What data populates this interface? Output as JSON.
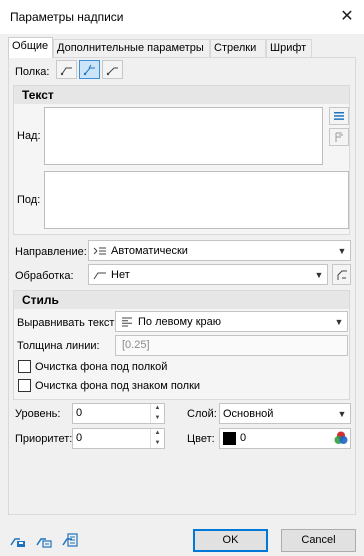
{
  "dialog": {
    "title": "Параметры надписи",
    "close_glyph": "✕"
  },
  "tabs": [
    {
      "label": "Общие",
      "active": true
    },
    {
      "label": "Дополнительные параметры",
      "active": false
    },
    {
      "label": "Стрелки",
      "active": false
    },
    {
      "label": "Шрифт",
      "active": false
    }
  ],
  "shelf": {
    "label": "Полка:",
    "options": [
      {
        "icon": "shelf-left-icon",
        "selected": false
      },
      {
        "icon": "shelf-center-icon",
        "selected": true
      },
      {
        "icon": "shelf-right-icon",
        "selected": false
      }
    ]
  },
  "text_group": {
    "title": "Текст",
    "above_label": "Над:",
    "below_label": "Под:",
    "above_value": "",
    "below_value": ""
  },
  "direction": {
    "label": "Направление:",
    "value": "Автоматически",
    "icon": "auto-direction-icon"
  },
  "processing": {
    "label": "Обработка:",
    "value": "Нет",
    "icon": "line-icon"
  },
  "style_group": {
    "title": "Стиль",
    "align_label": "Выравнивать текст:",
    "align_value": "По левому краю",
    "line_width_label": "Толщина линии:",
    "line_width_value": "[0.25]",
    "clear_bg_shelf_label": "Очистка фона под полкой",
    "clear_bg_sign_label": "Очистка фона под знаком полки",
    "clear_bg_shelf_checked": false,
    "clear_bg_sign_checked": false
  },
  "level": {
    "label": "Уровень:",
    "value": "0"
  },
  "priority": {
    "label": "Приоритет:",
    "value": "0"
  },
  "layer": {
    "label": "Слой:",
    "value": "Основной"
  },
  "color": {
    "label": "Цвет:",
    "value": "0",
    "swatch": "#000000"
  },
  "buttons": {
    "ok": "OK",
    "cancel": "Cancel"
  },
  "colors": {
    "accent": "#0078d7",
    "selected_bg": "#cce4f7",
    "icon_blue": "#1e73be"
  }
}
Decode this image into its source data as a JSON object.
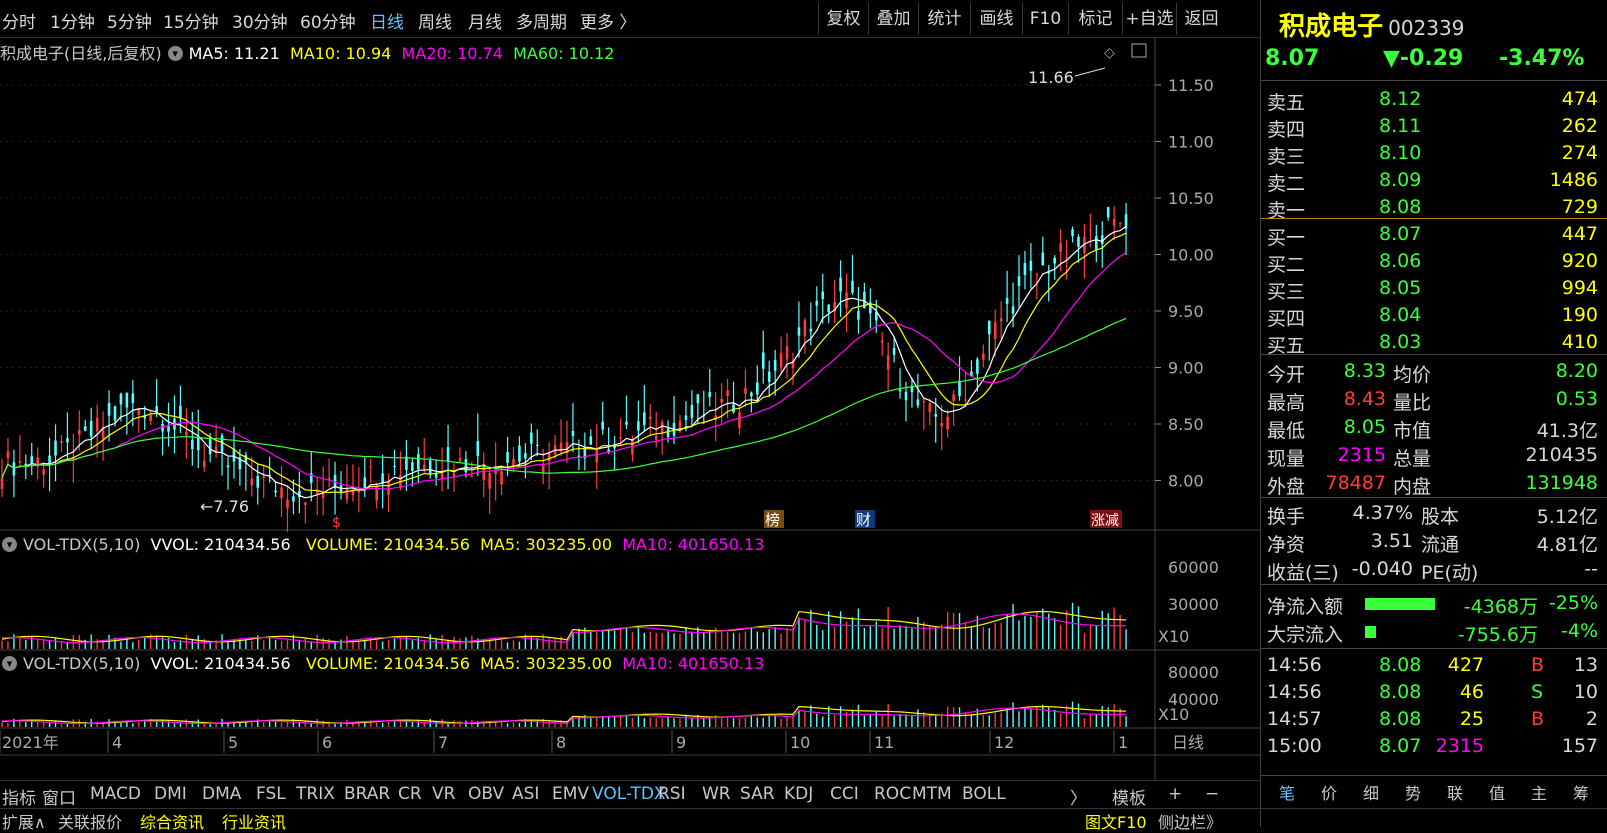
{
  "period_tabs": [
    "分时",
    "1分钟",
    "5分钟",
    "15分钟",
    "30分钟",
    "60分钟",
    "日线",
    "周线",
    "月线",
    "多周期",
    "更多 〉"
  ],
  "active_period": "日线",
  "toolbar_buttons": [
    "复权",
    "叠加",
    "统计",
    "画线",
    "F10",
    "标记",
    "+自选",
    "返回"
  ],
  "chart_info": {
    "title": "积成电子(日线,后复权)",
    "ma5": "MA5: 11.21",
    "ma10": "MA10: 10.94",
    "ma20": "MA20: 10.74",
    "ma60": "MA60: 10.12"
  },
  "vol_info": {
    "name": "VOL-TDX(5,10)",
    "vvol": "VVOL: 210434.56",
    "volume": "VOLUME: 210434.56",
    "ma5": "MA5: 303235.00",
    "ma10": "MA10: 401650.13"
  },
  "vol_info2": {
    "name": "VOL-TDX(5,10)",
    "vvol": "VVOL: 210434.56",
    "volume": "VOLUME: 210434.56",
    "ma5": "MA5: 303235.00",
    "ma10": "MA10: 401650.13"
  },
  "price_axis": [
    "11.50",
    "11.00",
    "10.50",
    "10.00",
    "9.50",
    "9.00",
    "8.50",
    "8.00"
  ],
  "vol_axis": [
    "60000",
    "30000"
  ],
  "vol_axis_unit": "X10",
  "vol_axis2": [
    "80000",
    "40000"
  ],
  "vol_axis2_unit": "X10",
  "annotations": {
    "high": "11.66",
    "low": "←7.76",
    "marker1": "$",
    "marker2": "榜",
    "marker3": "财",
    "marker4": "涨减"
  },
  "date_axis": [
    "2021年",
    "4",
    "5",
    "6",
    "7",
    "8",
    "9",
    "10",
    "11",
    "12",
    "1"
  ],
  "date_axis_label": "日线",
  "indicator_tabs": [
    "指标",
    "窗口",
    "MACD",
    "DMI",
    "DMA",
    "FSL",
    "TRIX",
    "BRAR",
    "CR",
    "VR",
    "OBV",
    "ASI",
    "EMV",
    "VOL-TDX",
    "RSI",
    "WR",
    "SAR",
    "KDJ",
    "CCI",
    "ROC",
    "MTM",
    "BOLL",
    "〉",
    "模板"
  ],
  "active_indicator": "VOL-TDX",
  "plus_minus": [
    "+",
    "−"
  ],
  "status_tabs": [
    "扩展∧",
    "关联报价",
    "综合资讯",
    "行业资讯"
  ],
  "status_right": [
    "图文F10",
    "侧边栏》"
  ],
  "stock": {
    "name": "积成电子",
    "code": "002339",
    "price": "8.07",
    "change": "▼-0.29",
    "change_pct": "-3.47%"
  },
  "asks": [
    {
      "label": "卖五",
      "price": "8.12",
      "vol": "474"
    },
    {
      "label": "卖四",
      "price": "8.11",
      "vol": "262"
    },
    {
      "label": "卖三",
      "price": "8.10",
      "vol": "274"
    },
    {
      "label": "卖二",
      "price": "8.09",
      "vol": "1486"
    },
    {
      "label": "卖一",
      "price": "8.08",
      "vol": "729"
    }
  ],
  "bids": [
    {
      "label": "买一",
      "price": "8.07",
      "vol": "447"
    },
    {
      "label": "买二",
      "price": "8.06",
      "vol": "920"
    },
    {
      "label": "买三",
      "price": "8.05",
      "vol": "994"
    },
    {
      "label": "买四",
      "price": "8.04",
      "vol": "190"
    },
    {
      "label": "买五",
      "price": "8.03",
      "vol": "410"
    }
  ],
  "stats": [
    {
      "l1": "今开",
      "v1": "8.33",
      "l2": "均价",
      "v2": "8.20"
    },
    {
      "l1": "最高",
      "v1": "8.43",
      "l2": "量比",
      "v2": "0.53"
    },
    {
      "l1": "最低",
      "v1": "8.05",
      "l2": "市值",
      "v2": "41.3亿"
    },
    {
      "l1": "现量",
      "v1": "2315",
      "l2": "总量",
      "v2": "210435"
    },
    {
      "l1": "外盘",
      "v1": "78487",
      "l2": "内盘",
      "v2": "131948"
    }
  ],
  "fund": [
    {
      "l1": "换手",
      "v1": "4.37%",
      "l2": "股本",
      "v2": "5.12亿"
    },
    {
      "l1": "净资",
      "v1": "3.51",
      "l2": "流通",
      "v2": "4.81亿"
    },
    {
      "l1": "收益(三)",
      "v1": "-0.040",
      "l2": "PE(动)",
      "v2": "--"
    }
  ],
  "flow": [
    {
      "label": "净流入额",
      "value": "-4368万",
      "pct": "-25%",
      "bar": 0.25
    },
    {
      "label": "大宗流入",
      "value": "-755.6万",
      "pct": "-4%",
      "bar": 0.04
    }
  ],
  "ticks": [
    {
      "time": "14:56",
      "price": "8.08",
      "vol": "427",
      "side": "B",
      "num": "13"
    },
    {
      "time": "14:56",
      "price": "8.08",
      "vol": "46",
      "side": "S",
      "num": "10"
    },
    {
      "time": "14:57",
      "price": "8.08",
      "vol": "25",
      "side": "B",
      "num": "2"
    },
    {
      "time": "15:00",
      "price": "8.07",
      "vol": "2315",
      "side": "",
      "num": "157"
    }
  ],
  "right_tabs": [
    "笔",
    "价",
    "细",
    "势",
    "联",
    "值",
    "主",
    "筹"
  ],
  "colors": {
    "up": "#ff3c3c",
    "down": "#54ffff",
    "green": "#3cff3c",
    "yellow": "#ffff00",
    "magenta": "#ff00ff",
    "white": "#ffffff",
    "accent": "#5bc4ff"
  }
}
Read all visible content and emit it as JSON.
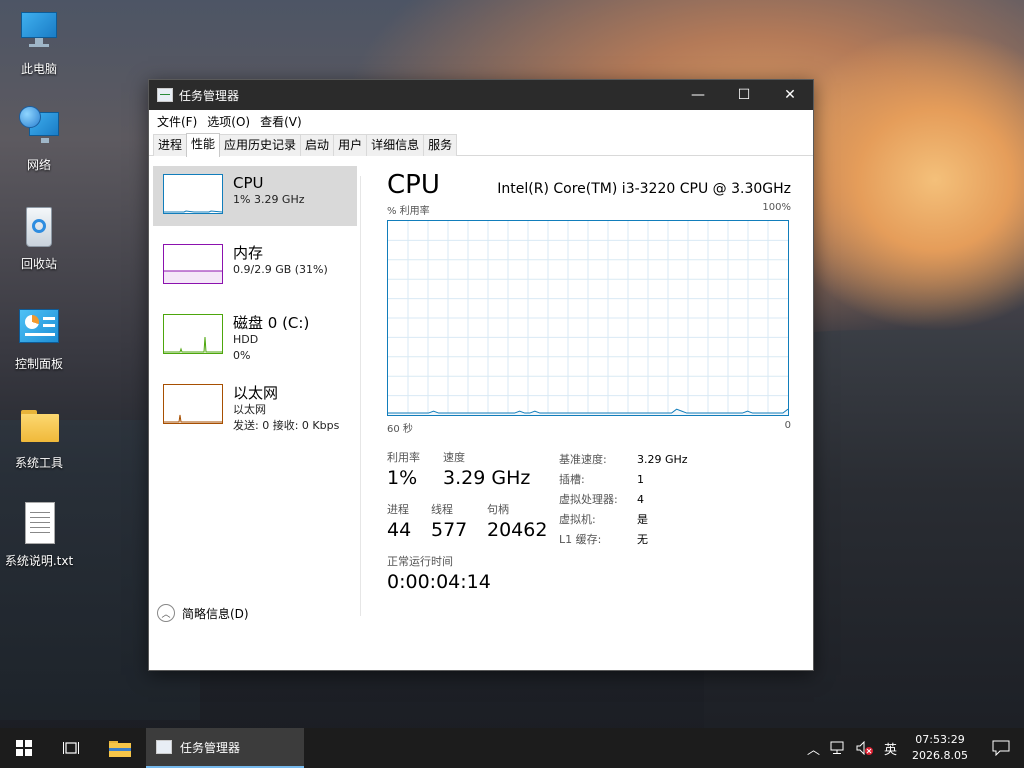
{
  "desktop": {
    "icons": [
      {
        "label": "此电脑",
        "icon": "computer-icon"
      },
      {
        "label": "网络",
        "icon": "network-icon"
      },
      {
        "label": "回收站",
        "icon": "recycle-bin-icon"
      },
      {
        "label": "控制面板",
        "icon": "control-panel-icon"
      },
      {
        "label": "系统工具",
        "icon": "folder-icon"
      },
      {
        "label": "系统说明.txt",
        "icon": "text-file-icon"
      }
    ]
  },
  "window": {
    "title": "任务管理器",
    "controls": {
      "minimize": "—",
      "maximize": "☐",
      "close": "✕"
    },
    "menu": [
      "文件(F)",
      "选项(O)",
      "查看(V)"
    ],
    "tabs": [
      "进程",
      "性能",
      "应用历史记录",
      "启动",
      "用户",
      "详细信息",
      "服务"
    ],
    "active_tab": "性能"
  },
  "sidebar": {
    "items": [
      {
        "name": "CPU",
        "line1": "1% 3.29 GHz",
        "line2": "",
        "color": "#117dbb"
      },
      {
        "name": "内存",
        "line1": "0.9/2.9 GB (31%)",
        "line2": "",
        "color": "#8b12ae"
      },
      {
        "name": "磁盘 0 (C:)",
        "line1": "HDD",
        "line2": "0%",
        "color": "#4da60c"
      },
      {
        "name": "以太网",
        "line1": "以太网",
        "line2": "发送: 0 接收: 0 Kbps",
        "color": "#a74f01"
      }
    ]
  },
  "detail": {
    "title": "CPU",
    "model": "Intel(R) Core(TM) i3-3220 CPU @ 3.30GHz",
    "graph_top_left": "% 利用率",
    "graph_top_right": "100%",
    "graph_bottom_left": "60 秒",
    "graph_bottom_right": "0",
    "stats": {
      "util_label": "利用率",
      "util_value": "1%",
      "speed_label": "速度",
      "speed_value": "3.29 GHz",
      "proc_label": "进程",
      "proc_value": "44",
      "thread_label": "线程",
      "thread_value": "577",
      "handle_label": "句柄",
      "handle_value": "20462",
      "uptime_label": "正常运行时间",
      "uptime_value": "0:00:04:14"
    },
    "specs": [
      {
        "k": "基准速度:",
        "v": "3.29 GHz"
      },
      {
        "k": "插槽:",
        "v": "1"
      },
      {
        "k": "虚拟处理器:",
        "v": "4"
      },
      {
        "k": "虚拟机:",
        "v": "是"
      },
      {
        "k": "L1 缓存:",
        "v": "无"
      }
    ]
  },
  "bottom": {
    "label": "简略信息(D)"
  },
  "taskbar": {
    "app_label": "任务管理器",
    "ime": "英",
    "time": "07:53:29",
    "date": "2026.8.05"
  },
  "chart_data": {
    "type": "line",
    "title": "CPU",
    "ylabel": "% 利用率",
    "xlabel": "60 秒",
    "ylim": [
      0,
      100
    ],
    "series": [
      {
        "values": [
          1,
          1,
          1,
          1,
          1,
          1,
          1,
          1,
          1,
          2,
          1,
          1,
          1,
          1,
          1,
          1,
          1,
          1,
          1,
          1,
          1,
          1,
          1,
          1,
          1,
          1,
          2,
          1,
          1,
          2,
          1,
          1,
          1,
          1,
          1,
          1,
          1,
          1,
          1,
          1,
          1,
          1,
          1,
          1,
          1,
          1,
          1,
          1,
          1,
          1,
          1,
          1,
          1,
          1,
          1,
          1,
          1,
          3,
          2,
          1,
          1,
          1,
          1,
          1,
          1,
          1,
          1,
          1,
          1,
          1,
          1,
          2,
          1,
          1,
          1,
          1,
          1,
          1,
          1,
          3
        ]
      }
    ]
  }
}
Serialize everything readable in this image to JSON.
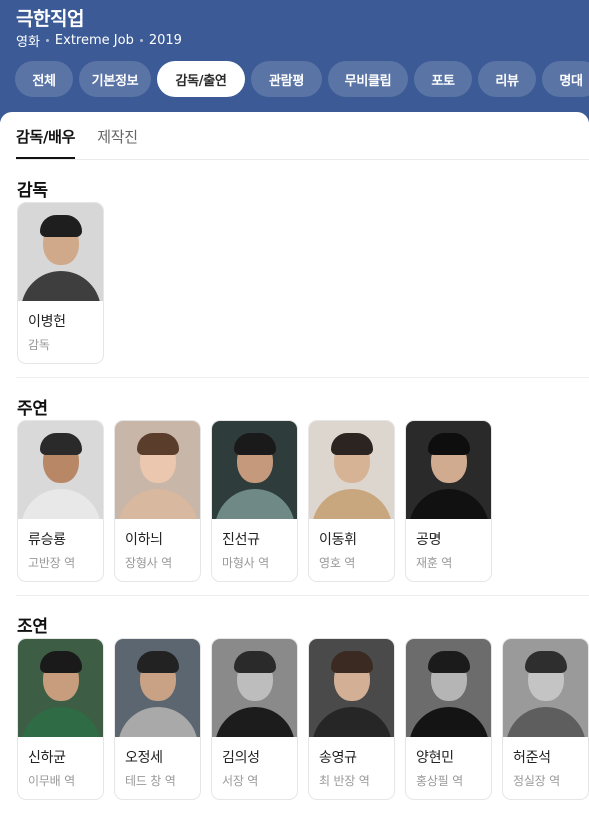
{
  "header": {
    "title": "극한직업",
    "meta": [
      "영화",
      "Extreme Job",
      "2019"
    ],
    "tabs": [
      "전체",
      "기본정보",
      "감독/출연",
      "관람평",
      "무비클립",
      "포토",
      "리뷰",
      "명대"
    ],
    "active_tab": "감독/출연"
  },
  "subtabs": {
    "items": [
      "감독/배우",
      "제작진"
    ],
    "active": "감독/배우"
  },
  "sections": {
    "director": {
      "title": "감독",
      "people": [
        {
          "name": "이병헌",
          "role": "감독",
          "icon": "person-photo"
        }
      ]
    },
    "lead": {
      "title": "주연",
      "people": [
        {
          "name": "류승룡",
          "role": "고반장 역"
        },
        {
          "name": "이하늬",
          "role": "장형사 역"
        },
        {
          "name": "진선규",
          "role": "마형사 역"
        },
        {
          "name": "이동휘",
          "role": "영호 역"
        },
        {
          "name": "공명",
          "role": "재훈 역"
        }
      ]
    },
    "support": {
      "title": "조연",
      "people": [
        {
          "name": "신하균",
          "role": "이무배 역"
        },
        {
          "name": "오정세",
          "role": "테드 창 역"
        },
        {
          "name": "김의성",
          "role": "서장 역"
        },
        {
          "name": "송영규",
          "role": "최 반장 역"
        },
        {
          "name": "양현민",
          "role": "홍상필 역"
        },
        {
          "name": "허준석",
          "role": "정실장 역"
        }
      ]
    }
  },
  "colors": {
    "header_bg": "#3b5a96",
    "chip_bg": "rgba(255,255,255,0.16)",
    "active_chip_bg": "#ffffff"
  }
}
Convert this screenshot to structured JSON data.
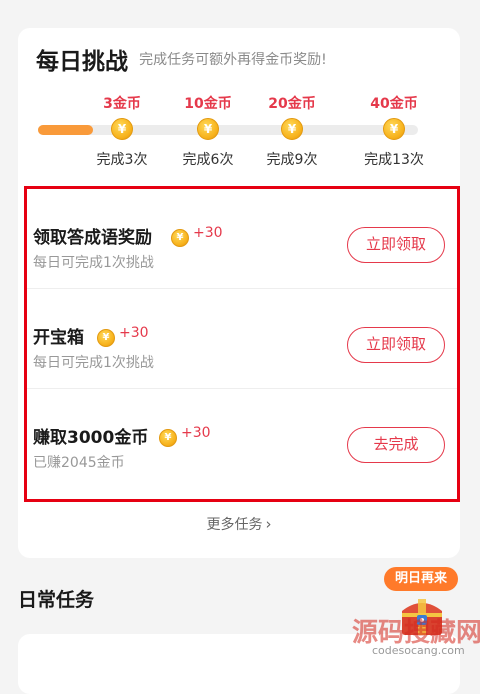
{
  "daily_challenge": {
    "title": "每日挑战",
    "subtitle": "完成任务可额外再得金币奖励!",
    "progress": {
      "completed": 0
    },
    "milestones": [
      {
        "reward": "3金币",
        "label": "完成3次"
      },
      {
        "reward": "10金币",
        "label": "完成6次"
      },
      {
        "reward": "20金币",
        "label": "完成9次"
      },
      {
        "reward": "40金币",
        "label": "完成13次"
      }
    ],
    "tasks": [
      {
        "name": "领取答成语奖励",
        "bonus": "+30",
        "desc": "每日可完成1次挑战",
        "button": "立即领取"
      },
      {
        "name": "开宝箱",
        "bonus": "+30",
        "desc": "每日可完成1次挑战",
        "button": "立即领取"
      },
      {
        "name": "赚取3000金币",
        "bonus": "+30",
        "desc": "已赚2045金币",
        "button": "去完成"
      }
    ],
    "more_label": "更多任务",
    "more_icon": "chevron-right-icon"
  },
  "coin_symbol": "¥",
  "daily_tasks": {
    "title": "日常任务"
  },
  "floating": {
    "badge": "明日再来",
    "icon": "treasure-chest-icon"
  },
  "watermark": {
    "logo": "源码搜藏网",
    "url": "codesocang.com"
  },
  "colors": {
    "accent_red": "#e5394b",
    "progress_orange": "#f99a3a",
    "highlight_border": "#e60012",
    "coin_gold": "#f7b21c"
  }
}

# # #

Looking at the entries above, state how many lines contain "фона"; give the number alone.

2